** Start of Records for the task **

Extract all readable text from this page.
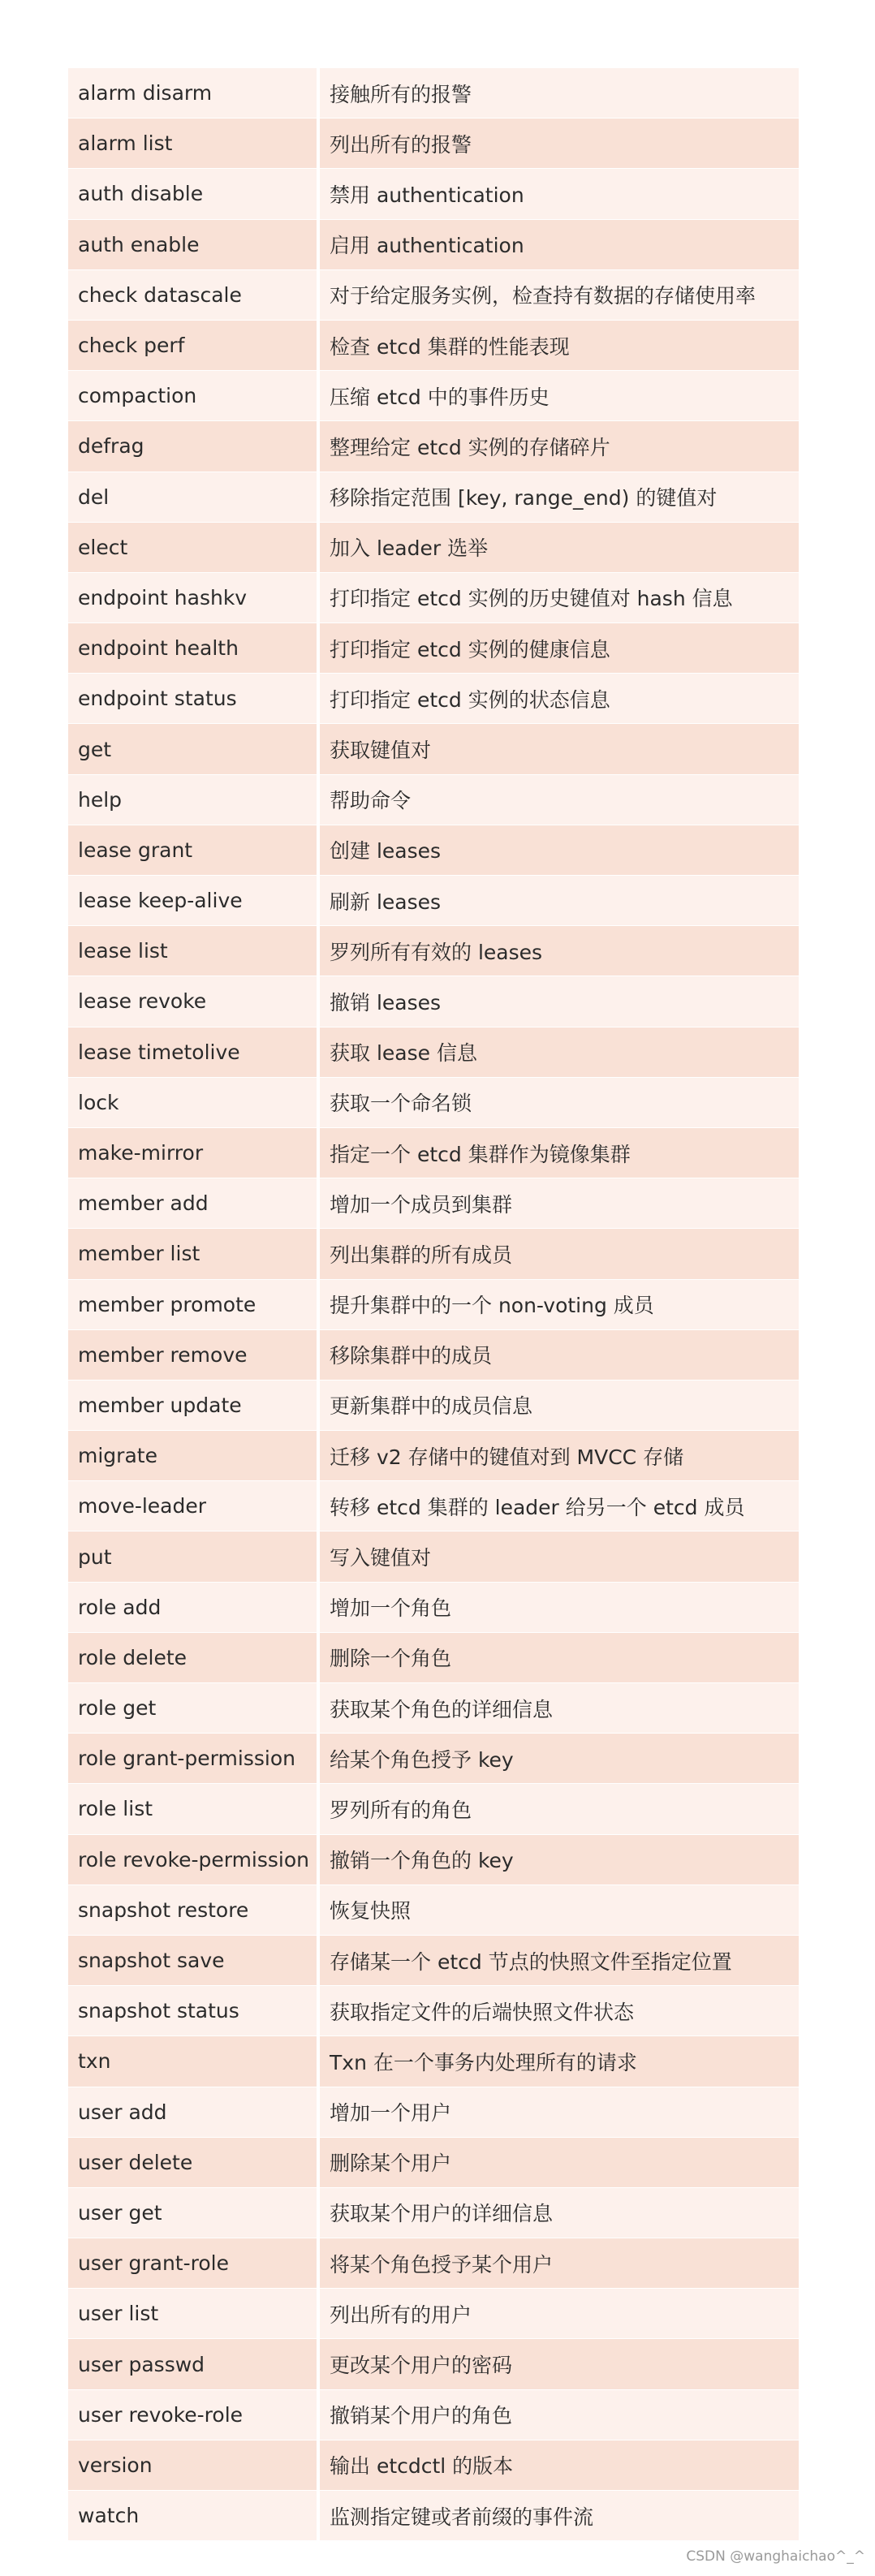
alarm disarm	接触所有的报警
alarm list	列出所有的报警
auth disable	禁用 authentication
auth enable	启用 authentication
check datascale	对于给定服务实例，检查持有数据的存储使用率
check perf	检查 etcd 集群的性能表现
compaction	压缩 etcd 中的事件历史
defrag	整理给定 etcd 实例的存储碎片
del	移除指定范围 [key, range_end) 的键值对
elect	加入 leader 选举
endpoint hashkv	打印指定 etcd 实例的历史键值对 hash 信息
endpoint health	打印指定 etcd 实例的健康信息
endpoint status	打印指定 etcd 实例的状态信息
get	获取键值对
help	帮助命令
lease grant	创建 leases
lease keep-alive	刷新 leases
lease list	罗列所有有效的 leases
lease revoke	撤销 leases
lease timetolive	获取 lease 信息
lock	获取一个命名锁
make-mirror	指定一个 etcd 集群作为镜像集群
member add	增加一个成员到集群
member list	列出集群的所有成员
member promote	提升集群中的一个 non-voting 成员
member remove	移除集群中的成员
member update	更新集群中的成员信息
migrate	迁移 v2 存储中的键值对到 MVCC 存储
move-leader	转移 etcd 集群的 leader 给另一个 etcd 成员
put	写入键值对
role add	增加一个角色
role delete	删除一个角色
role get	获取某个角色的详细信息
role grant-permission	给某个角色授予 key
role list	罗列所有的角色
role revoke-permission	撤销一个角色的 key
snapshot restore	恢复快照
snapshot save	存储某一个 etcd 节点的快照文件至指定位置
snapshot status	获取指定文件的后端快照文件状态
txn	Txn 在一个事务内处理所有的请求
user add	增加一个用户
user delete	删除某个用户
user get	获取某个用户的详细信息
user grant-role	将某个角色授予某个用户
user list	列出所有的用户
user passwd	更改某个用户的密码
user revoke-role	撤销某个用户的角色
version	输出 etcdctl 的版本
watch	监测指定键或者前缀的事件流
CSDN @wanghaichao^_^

** End of Records for the task **
** Start of Records for the task **

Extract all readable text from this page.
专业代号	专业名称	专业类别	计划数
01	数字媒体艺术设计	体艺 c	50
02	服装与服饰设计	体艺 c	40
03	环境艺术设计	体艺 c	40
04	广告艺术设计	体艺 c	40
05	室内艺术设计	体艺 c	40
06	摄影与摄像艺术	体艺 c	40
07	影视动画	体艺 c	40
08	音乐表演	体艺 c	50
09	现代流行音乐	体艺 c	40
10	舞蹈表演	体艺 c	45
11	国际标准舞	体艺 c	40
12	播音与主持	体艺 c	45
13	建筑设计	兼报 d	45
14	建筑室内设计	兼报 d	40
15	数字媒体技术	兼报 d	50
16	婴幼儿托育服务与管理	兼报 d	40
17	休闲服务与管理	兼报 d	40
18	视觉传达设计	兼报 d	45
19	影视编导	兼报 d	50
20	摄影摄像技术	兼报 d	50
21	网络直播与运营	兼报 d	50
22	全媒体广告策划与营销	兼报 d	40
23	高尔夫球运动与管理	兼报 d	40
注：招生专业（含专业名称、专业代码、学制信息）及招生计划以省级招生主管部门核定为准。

** End of Records for the task **

Exercise ▸
Filter the entries and copy out every line with the word "snapshot".

Response to this exercise ▸
snapshot restore	恢复快照
snapshot save	存储某一个 etcd 节点的快照文件至指定位置
snapshot status	获取指定文件的后端快照文件状态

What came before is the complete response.